Нужно выговариваться. Хочу говорения в кино! До конца!
«Палтус» внезапно понимает, что и это молодое, незнакомое ему поколение живет жизнью напряженной и достойной уважения.
Его понимание, что «всюду жизнь».
Замечательное соединение фактур: обнаженная женщина и совершенно одетый мужчина, в пальто и т. д. Защищенность, сила и полная нежная беззащитность.
Обед. Сумасшедше влюбленная женщина в мехах. Все время что-то говорит. И ничего не может есть. Только пьет.
Он сидит и ест.
Она начинает играть на рояле. Потом поет. Потом опять что-то быстро-быстро говорит. Потом начинается истерика. (Люда Максакова)
– Да, я шут. Но только я из тех шутов, которые пляшут под собственную дудку, а не под чужую.

....................

### Задание 1
Найдите в записях ниже все строки со словом «range» и выпишите их.

....................

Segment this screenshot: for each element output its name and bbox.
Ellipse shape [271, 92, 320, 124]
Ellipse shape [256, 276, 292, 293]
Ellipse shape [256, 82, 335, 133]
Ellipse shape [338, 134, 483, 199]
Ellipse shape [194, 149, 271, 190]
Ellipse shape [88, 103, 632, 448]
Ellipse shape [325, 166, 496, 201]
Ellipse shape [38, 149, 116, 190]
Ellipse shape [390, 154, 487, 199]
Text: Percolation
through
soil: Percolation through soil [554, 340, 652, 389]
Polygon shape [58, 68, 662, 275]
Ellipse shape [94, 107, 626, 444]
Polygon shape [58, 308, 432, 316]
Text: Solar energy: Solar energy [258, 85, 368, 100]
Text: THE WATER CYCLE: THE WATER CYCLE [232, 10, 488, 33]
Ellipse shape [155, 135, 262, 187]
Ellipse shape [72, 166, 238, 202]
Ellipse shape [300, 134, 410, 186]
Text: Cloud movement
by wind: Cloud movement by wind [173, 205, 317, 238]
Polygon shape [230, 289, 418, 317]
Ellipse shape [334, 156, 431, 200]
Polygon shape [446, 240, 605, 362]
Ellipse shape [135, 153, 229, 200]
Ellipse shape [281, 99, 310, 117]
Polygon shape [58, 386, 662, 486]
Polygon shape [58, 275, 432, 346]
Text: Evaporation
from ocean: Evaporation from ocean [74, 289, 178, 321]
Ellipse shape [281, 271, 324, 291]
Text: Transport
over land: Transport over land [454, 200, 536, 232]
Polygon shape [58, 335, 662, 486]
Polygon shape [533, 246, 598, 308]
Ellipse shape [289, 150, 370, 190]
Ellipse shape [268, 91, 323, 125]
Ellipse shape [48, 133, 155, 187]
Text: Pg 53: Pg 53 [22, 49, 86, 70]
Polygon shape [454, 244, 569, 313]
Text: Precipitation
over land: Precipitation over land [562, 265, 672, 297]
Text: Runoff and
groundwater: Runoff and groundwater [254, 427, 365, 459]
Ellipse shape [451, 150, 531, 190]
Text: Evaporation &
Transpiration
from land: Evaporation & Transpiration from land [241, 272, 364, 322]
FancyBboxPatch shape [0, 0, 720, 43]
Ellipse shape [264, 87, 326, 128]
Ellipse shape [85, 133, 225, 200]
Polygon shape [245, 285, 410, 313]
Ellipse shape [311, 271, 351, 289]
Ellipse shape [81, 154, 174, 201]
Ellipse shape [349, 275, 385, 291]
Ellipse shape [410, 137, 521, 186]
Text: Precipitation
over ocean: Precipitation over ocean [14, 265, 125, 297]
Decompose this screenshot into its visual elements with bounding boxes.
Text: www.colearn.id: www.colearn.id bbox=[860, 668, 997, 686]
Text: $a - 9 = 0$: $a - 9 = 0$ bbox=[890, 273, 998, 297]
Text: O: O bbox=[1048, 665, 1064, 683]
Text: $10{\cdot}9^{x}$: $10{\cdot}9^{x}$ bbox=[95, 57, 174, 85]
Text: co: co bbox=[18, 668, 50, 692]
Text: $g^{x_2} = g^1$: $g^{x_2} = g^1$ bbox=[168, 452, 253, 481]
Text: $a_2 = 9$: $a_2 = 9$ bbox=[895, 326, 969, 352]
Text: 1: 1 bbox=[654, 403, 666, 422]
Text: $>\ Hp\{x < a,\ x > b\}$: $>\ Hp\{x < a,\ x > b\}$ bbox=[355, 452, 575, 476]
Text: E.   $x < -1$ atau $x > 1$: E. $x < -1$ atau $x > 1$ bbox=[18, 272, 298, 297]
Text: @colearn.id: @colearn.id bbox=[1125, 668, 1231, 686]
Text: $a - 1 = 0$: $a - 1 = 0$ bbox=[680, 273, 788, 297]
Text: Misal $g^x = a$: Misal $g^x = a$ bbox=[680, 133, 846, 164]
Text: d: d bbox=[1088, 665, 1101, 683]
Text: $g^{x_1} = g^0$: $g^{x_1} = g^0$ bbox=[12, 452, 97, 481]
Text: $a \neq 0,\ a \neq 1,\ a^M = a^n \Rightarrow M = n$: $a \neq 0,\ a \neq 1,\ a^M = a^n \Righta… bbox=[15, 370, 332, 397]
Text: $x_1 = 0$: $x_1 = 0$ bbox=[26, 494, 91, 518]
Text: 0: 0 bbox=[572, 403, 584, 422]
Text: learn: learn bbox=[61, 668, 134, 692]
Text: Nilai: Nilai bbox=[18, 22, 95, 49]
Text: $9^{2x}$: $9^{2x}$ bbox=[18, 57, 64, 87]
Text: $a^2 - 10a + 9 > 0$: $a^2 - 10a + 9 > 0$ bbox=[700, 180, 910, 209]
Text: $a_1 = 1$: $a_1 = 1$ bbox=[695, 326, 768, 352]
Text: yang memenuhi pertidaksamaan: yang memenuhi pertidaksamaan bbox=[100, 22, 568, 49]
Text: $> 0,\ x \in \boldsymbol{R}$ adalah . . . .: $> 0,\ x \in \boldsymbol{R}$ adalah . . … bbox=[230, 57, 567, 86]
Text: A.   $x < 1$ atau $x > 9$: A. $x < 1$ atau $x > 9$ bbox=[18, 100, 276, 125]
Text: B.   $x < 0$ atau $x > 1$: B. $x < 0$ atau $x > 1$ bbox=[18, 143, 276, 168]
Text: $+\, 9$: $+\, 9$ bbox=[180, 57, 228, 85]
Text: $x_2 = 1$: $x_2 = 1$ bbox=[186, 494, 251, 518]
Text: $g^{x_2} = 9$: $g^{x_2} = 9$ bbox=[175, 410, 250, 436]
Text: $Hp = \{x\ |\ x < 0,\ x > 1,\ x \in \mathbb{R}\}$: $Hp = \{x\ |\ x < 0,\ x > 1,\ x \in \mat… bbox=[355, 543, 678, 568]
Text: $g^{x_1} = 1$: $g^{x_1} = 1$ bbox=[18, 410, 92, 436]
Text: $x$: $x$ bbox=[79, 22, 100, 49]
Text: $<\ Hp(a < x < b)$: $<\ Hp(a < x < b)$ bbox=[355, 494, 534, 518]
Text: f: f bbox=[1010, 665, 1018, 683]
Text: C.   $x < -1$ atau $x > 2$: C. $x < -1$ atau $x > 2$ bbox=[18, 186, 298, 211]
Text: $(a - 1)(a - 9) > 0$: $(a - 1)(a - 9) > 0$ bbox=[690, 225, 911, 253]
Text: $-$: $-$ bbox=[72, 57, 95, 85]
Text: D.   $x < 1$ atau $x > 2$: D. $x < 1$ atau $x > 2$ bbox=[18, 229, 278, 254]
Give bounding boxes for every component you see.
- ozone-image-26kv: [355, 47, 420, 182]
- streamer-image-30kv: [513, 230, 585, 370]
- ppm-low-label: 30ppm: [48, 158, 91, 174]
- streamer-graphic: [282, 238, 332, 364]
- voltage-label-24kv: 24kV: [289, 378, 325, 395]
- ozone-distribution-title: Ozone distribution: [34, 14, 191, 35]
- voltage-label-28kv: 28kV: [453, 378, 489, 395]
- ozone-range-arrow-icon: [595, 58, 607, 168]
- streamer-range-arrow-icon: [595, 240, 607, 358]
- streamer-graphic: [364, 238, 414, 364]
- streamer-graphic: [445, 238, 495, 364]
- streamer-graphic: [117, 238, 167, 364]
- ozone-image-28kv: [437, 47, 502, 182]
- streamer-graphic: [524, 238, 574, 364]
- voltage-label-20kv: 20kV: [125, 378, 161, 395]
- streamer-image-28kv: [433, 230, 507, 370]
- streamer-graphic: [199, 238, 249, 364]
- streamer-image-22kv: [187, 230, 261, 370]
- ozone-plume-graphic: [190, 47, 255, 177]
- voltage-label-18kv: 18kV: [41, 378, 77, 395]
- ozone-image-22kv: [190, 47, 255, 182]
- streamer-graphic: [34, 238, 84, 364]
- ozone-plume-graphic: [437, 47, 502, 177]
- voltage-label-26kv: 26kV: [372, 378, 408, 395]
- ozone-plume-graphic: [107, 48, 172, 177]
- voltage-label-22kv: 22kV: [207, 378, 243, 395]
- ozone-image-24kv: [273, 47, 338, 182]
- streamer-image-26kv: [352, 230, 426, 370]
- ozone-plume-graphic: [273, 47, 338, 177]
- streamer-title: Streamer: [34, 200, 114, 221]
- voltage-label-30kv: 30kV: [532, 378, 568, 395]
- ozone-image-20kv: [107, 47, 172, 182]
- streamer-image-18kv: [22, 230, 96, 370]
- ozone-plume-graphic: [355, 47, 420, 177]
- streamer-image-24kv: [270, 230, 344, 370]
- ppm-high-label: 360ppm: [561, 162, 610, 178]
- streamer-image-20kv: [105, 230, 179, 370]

....................

### Задание 2
Определите, согласуются ли с исходным текстом утверждения: (a) за обедом женщина ничего не может есть и только пьет; (b) рядом с обнаженной женщиной мужчина тоже раздет; (c) шут пляшет под чужую дудку. На каждое ответьте «да» или «нет» и приведите решающие слова исходного текста точной цитатой.

### Решение задания 1
- ozone-range-arrow-icon: [595, 58, 607, 168]
- streamer-range-arrow-icon: [595, 240, 607, 358]

### Решение задания 2
(a) Да: «И ничего не может есть. Только пьет.»
(b) Нет: «совершенно одетый мужчина, в пальто и т. д.»
(c) Нет: «пляшут под собственную дудку, а не под чужую».